__Problem statement__. Find the line containing "What text is on this page?". Return it and every line after it, unchanged, up to and including the last line.

__Items__.
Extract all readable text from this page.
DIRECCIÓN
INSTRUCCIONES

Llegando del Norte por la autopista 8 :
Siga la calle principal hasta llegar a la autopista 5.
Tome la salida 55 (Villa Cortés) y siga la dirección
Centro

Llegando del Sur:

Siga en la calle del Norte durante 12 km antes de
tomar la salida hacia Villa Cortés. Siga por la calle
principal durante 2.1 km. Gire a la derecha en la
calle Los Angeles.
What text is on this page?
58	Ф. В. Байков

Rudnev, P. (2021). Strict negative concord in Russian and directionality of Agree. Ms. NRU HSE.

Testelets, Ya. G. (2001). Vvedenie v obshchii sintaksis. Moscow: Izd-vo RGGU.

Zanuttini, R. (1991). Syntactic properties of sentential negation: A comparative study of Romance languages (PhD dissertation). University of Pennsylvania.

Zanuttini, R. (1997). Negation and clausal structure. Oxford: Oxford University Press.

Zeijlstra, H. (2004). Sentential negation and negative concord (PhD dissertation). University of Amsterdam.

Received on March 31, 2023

__Expected answer__.
What text is on this page?
58	Ф. В. Байков

Rudnev, P. (2021). Strict negative concord in Russian and directionality of Agree. Ms. NRU HSE.

Testelets, Ya. G. (2001). Vvedenie v obshchii sintaksis. Moscow: Izd-vo RGGU.

Zanuttini, R. (1991). Syntactic properties of sentential negation: A comparative study of Romance languages (PhD dissertation). University of Pennsylvania.

Zanuttini, R. (1997). Negation and clausal structure. Oxford: Oxford University Press.

Zeijlstra, H. (2004). Sentential negation and negative concord (PhD dissertation). University of Amsterdam.

Received on March 31, 2023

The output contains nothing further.